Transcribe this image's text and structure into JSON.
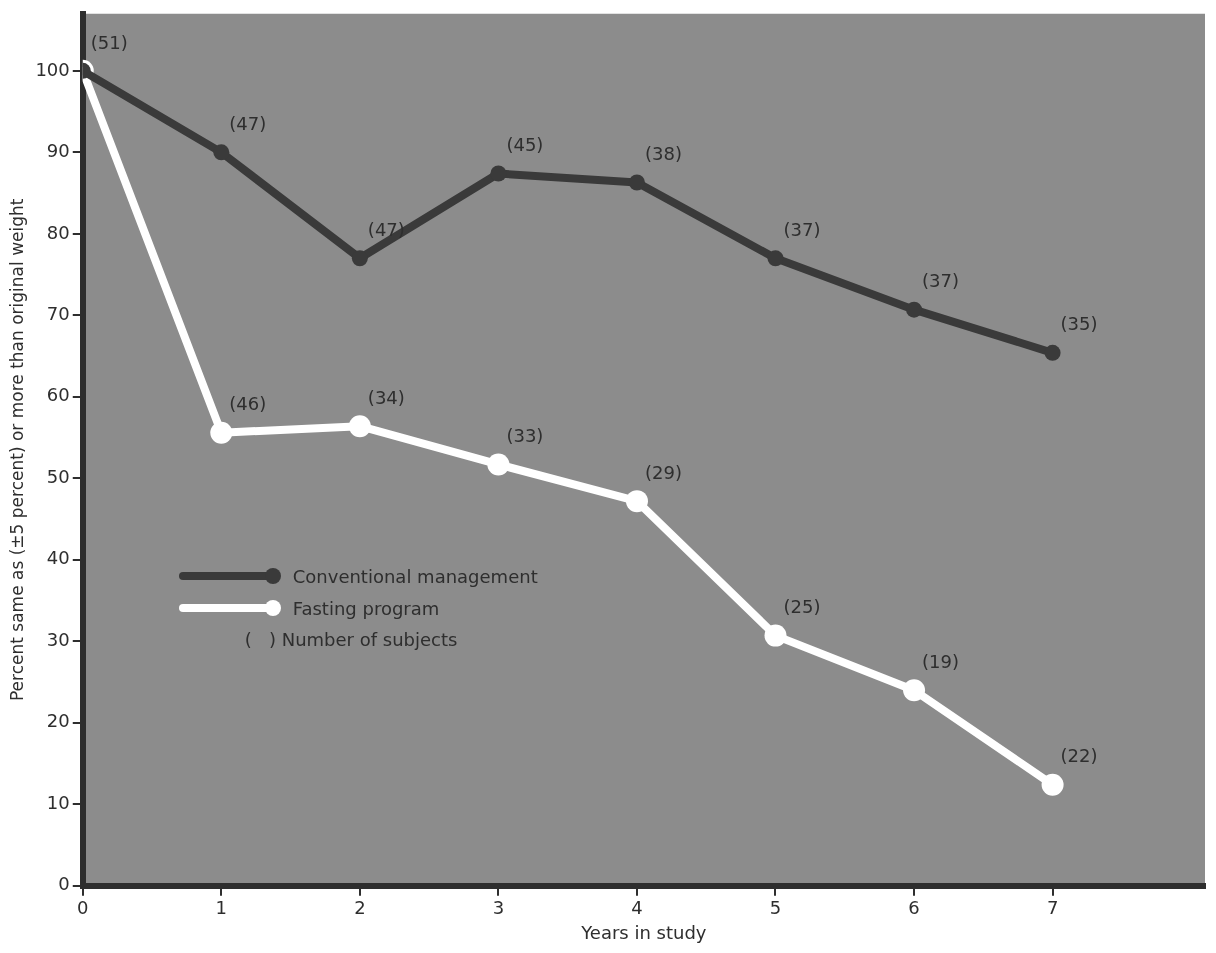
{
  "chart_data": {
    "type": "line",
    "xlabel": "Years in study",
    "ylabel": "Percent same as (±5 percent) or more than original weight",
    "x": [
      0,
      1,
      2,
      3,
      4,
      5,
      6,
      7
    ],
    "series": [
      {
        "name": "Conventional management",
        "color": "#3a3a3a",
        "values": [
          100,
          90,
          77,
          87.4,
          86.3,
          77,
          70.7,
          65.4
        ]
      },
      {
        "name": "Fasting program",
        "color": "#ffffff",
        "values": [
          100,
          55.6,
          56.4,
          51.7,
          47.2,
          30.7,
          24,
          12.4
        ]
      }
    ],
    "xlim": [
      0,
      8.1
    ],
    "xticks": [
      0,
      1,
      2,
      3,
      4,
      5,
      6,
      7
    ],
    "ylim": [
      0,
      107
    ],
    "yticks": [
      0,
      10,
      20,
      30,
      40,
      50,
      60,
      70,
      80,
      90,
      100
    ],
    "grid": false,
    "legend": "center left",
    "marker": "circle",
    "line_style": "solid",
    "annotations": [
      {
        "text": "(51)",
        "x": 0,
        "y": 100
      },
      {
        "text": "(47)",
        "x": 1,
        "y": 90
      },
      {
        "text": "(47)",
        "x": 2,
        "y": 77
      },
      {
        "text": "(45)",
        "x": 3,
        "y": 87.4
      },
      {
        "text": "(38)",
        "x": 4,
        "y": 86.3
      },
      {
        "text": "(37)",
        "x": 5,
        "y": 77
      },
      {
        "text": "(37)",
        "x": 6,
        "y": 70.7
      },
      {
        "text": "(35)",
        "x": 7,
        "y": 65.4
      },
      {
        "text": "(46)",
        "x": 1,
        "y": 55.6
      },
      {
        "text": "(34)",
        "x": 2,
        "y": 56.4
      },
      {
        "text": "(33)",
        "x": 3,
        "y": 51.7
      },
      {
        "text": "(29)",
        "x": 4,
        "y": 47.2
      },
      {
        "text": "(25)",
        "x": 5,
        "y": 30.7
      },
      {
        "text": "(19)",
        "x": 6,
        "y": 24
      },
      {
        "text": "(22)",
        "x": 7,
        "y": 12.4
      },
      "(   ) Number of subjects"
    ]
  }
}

■ ■ ■ ■

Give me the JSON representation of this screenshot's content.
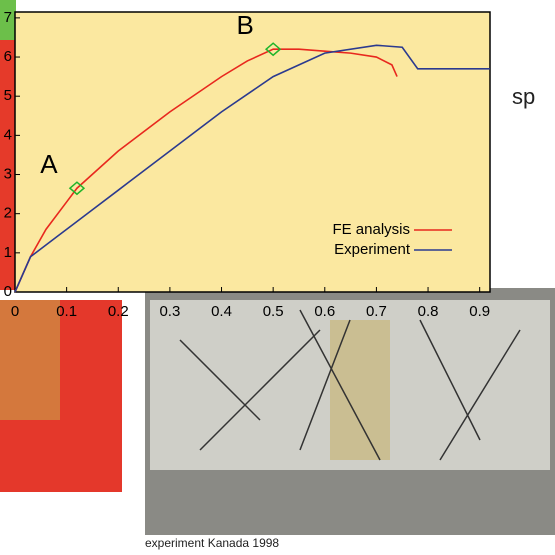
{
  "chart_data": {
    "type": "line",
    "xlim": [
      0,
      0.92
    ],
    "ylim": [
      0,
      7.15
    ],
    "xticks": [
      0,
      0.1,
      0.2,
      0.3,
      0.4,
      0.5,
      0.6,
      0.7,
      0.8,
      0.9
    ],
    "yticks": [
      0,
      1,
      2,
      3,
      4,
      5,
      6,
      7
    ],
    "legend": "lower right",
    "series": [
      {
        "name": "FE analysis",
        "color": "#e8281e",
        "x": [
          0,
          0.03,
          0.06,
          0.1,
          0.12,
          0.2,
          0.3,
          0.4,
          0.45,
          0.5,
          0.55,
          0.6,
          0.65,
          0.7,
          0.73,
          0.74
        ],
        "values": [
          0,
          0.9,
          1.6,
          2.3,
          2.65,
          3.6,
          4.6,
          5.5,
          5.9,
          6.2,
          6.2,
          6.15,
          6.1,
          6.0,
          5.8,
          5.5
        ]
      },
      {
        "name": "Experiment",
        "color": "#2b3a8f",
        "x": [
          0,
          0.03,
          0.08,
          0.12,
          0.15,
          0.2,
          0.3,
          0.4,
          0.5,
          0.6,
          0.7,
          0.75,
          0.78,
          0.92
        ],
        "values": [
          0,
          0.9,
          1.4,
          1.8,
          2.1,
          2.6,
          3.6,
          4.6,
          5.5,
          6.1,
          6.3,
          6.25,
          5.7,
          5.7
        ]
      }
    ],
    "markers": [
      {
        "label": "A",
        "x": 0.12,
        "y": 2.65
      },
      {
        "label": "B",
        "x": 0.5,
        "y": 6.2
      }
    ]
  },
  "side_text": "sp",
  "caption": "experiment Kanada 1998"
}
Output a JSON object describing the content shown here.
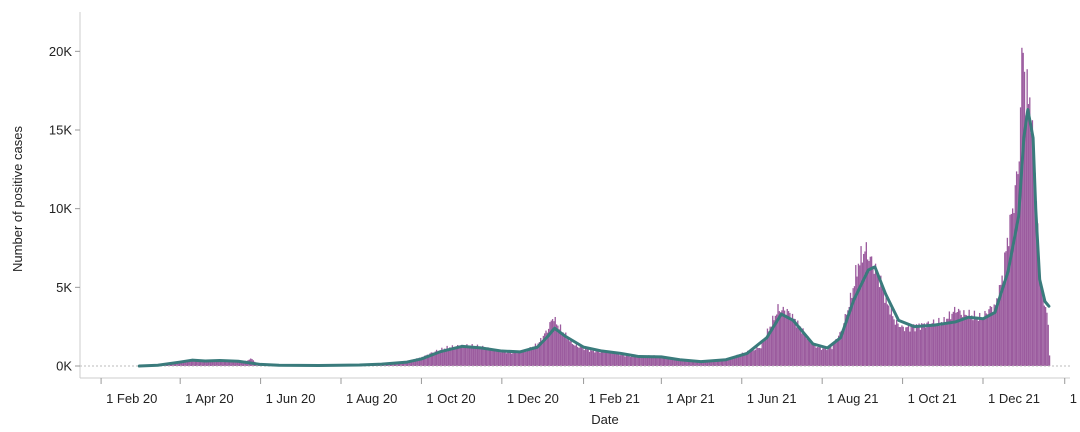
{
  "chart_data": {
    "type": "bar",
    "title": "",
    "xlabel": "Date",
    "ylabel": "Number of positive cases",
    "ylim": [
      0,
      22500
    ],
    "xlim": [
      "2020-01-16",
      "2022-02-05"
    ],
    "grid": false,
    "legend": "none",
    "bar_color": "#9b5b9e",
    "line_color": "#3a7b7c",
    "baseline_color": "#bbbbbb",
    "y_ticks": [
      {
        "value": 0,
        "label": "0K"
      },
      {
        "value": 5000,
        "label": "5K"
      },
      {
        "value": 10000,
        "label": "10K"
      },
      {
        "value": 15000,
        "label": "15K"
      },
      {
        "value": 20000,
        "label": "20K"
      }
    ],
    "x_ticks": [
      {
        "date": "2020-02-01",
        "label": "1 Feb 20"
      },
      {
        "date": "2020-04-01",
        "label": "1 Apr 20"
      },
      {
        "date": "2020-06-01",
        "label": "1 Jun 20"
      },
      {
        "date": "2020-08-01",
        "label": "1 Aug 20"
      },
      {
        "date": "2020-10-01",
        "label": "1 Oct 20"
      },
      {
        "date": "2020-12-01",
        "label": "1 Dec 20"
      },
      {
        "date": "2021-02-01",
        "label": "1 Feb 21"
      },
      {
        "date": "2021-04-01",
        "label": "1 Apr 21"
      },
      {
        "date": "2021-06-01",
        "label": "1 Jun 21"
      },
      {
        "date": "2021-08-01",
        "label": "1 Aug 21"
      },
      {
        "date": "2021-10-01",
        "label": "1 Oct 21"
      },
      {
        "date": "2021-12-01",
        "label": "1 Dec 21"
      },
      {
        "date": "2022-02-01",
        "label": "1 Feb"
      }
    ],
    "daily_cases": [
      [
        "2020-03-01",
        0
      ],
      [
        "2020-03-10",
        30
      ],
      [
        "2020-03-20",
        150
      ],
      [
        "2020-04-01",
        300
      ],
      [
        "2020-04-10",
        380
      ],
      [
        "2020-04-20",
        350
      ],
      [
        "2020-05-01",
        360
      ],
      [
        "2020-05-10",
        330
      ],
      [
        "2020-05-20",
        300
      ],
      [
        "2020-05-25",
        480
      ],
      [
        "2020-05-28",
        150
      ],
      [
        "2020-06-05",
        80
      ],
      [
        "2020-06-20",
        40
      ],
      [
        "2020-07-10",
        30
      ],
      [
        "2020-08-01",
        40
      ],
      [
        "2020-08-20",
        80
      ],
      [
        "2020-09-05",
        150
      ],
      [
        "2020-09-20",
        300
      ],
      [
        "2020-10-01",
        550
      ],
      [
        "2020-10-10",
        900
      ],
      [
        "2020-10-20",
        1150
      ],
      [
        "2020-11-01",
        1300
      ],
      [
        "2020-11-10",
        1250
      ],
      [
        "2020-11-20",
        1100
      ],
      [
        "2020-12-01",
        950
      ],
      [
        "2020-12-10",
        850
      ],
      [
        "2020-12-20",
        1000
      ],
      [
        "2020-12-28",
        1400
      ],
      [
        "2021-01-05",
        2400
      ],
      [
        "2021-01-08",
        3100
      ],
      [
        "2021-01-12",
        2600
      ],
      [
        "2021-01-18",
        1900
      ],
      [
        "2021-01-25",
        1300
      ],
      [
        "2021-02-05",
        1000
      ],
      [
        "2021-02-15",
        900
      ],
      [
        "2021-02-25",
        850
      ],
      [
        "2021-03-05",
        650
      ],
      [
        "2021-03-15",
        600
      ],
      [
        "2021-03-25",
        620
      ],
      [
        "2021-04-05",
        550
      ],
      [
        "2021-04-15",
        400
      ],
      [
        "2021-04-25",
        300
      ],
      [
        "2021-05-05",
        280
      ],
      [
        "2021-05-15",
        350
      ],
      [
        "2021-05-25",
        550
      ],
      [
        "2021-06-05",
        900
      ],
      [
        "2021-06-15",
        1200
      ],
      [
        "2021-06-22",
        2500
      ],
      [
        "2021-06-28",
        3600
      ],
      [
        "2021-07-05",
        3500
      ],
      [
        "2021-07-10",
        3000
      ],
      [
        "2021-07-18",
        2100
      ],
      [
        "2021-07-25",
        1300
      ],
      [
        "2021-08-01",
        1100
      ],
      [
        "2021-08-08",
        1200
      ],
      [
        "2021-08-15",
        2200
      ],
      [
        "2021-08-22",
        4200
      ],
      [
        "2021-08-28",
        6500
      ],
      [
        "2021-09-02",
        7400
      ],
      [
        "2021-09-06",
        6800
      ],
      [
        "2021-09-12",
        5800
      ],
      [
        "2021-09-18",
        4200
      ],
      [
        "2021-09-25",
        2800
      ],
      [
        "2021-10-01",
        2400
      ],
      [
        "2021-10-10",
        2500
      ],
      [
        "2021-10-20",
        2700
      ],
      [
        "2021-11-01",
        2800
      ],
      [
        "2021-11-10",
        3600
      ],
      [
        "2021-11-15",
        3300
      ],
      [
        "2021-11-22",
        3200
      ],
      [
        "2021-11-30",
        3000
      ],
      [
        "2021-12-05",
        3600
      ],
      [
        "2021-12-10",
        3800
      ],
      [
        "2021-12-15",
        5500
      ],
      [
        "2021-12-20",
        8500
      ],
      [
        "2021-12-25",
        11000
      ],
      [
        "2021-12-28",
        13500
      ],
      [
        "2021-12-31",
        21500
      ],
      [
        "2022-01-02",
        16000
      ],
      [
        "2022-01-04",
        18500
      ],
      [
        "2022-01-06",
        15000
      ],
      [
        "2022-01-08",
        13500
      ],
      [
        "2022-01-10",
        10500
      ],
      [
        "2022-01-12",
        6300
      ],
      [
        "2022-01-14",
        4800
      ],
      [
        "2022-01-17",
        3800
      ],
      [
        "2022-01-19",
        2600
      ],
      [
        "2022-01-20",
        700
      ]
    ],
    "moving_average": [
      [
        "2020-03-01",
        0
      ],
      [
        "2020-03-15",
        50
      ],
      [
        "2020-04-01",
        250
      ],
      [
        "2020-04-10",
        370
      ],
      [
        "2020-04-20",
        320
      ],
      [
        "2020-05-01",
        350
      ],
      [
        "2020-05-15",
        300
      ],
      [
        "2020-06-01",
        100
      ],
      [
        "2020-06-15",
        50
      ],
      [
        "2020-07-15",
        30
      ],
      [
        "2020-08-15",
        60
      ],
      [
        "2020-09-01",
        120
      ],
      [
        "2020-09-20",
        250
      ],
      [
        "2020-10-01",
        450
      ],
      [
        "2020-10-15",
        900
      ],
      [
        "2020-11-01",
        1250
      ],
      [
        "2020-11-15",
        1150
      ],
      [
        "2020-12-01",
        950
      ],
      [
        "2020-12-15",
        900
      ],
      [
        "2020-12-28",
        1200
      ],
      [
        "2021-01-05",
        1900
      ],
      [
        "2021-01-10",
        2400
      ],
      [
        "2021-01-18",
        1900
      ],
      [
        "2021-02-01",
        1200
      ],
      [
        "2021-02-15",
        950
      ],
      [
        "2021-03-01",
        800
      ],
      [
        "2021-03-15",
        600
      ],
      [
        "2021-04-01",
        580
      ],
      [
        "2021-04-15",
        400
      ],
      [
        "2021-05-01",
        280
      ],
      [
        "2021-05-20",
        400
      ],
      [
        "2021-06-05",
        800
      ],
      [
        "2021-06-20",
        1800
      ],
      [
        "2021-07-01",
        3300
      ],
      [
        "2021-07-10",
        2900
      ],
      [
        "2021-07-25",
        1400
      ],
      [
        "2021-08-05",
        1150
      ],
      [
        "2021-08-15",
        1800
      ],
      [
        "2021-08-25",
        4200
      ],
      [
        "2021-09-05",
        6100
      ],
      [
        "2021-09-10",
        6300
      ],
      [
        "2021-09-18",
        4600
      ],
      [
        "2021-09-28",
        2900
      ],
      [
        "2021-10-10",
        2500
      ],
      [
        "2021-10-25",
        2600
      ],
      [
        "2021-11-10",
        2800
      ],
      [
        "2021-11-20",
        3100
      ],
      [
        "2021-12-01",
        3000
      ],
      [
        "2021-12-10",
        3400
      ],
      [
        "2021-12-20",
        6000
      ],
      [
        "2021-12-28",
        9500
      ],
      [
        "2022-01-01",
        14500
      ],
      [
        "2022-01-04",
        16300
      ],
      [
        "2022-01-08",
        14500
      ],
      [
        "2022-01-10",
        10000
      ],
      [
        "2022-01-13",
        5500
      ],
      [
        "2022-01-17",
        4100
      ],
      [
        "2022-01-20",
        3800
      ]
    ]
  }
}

■ ■ ■ ■

Give the number of lines in the entries that hold the word "JSON", and nothing else.

Exercise solution: 3